INFORMATION SHOWN:
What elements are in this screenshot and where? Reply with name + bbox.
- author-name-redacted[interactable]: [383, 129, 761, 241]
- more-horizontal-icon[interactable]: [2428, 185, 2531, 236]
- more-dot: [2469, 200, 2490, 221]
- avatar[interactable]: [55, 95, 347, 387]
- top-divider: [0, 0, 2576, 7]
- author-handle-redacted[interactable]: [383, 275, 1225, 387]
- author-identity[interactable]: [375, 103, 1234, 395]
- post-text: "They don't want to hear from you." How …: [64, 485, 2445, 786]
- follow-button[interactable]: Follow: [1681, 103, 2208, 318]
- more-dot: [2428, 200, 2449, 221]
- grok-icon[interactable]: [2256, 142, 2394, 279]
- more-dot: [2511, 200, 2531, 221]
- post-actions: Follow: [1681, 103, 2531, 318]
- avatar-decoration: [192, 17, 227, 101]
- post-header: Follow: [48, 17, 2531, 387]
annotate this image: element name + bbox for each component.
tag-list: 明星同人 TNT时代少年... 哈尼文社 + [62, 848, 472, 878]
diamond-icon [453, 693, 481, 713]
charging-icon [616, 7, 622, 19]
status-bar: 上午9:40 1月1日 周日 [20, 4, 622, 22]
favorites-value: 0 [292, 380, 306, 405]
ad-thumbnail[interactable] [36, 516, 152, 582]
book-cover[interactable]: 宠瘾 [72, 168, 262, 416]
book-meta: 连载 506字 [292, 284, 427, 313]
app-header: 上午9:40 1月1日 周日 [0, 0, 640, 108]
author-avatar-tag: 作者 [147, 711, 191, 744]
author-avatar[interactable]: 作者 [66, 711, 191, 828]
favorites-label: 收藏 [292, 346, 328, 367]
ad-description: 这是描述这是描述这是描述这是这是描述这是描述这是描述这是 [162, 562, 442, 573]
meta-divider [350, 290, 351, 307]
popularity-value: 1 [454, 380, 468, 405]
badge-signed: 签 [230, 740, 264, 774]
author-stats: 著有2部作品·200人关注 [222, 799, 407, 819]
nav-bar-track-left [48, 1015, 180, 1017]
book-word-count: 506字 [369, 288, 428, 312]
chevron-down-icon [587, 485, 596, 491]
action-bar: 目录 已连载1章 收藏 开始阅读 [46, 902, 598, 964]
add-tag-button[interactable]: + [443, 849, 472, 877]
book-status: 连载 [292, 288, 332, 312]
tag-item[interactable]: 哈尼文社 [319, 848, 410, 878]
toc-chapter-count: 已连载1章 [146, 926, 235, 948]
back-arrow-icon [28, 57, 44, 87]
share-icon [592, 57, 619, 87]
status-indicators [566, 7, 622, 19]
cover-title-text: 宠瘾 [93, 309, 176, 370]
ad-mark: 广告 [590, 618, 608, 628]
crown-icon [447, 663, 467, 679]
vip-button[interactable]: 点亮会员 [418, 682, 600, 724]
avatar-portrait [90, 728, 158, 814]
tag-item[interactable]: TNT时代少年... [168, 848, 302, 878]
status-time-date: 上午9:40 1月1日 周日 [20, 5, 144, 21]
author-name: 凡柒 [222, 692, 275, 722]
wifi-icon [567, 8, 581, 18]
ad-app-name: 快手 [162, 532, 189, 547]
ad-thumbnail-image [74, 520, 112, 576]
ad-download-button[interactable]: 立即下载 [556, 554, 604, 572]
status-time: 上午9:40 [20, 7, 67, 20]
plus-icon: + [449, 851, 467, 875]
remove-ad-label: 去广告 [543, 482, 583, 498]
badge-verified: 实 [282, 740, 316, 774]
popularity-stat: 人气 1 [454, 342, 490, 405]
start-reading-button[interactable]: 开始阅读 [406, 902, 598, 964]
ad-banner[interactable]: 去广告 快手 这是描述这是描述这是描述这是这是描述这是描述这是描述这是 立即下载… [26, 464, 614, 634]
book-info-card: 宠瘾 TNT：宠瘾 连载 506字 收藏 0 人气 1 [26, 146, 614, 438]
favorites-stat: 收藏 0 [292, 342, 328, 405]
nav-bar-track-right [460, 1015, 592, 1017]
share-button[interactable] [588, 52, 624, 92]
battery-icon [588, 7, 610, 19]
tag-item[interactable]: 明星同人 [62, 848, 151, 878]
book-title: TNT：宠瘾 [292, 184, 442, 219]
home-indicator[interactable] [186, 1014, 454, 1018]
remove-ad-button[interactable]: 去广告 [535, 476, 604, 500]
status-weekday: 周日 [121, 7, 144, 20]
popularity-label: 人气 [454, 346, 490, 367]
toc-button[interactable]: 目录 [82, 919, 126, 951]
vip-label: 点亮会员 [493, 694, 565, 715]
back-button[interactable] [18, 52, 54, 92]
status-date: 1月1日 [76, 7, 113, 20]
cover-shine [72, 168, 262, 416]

INSTRUCTION: Rewrite all the records above as a Markdown table with two columns, Row and Line. Number each line in the Row column and leave out any blank lines.

ANSWER TO THE TASK:
| Row | Line |
|---|---|
| 1 | What elements are in this screenshot and where? Reply with name + bbox. |
| 2 | - author-name-redacted[interactable]: [383, 129, 761, 241] |
| 3 | - more-horizontal-icon[interactable]: [2428, 185, 2531, 236] |
| 4 | - more-dot: [2469, 200, 2490, 221] |
| 5 | - avatar[interactable]: [55, 95, 347, 387] |
| 6 | - top-divider: [0, 0, 2576, 7] |
| 7 | - author-handle-redacted[interactable]: [383, 275, 1225, 387] |
| 8 | - author-identity[interactable]: [375, 103, 1234, 395] |
| 9 | - post-text: "They don't want to hear from you." How …: [64, 485, 2445, 786] |
| 10 | - follow-button[interactable]: Follow: [1681, 103, 2208, 318] |
| 11 | - more-dot: [2428, 200, 2449, 221] |
| 12 | - grok-icon[interactable]: [2256, 142, 2394, 279] |
| 13 | - more-dot: [2511, 200, 2531, 221] |
| 14 | - post-actions: Follow: [1681, 103, 2531, 318] |
| 15 | - avatar-decoration: [192, 17, 227, 101] |
| 16 | - post-header: Follow: [48, 17, 2531, 387] |
| 17 | annotate this image: element name + bbox for each component. |
| 18 | tag-list: 明星同人 TNT时代少年... 哈尼文社 + [62, 848, 472, 878] |
| 19 | diamond-icon [453, 693, 481, 713] |
| 20 | charging-icon [616, 7, 622, 19] |
| 21 | status-bar: 上午9:40 1月1日 周日 [20, 4, 622, 22] |
| 22 | favorites-value: 0 [292, 380, 306, 405] |
| 23 | ad-thumbnail[interactable] [36, 516, 152, 582] |
| 24 | book-cover[interactable]: 宠瘾 [72, 168, 262, 416] |
| 25 | book-meta: 连载 506字 [292, 284, 427, 313] |
| 26 | app-header: 上午9:40 1月1日 周日 [0, 0, 640, 108] |
| 27 | author-avatar-tag: 作者 [147, 711, 191, 744] |
| 28 | author-avatar[interactable]: 作者 [66, 711, 191, 828] |
| 29 | favorites-label: 收藏 [292, 346, 328, 367] |
| 30 | ad-description: 这是描述这是描述这是描述这是这是描述这是描述这是描述这是 [162, 562, 442, 573] |
| 31 | meta-divider [350, 290, 351, 307] |
| 32 | popularity-value: 1 [454, 380, 468, 405] |
| 33 | badge-signed: 签 [230, 740, 264, 774] |
| 34 | author-stats: 著有2部作品·200人关注 [222, 799, 407, 819] |
| 35 | nav-bar-track-left [48, 1015, 180, 1017] |
| 36 | book-word-count: 506字 [369, 288, 428, 312] |
| 37 | chevron-down-icon [587, 485, 596, 491] |
| 38 | action-bar: 目录 已连载1章 收藏 开始阅读 [46, 902, 598, 964] |
| 39 | add-tag-button[interactable]: + [443, 849, 472, 877] |
| 40 | book-status: 连载 [292, 288, 332, 312] |
| 41 | tag-item[interactable]: 哈尼文社 [319, 848, 410, 878] |
| 42 | toc-chapter-count: 已连载1章 [146, 926, 235, 948] |
| 43 | back-arrow-icon [28, 57, 44, 87] |
| 44 | share-icon [592, 57, 619, 87] |
| 45 | status-indicators [566, 7, 622, 19] |
| 46 | cover-title-text: 宠瘾 [93, 309, 176, 370] |
| 47 | ad-mark: 广告 [590, 618, 608, 628] |
| 48 | crown-icon [447, 663, 467, 679] |
| 49 | vip-button[interactable]: 点亮会员 [418, 682, 600, 724] |
| 50 | avatar-portrait [90, 728, 158, 814] |
| 51 | tag-item[interactable]: TNT时代少年... [168, 848, 302, 878] |
| 52 | status-time-date: 上午9:40 1月1日 周日 [20, 5, 144, 21] |
| 53 | author-name: 凡柒 [222, 692, 275, 722] |
| 54 | wifi-icon [567, 8, 581, 18] |
| 55 | ad-app-name: 快手 [162, 532, 189, 547] |
| 56 | ad-thumbnail-image [74, 520, 112, 576] |
| 57 | ad-download-button[interactable]: 立即下载 [556, 554, 604, 572] |
| 58 | status-time: 上午9:40 [20, 7, 67, 20] |
| 59 | plus-icon: + [449, 851, 467, 875] |
| 60 | remove-ad-label: 去广告 [543, 482, 583, 498] |
| 61 | badge-verified: 实 [282, 740, 316, 774] |
| 62 | popularity-stat: 人气 1 [454, 342, 490, 405] |
| 63 | start-reading-button[interactable]: 开始阅读 [406, 902, 598, 964] |
| 64 | ad-banner[interactable]: 去广告 快手 这是描述这是描述这是描述这是这是描述这是描述这是描述这是 立即下载… [26, 464, 614, 634] |
| 65 | book-info-card: 宠瘾 TNT：宠瘾 连载 506字 收藏 0 人气 1 [26, 146, 614, 438] |
| 66 | favorites-stat: 收藏 0 [292, 342, 328, 405] |
| 67 | nav-bar-track-right [460, 1015, 592, 1017] |
| 68 | share-button[interactable] [588, 52, 624, 92] |
| 69 | battery-icon [588, 7, 610, 19] |
| 70 | tag-item[interactable]: 明星同人 [62, 848, 151, 878] |
| 71 | book-title: TNT：宠瘾 [292, 184, 442, 219] |
| 72 | home-indicator[interactable] [186, 1014, 454, 1018] |
| 73 | remove-ad-button[interactable]: 去广告 [535, 476, 604, 500] |
| 74 | status-weekday: 周日 [121, 7, 144, 20] |
| 75 | popularity-label: 人气 [454, 346, 490, 367] |
| 76 | toc-button[interactable]: 目录 [82, 919, 126, 951] |
| 77 | vip-label: 点亮会员 [493, 694, 565, 715] |
| 78 | back-button[interactable] [18, 52, 54, 92] |
| 79 | status-date: 1月1日 [76, 7, 113, 20] |
| 80 | cover-shine [72, 168, 262, 416] |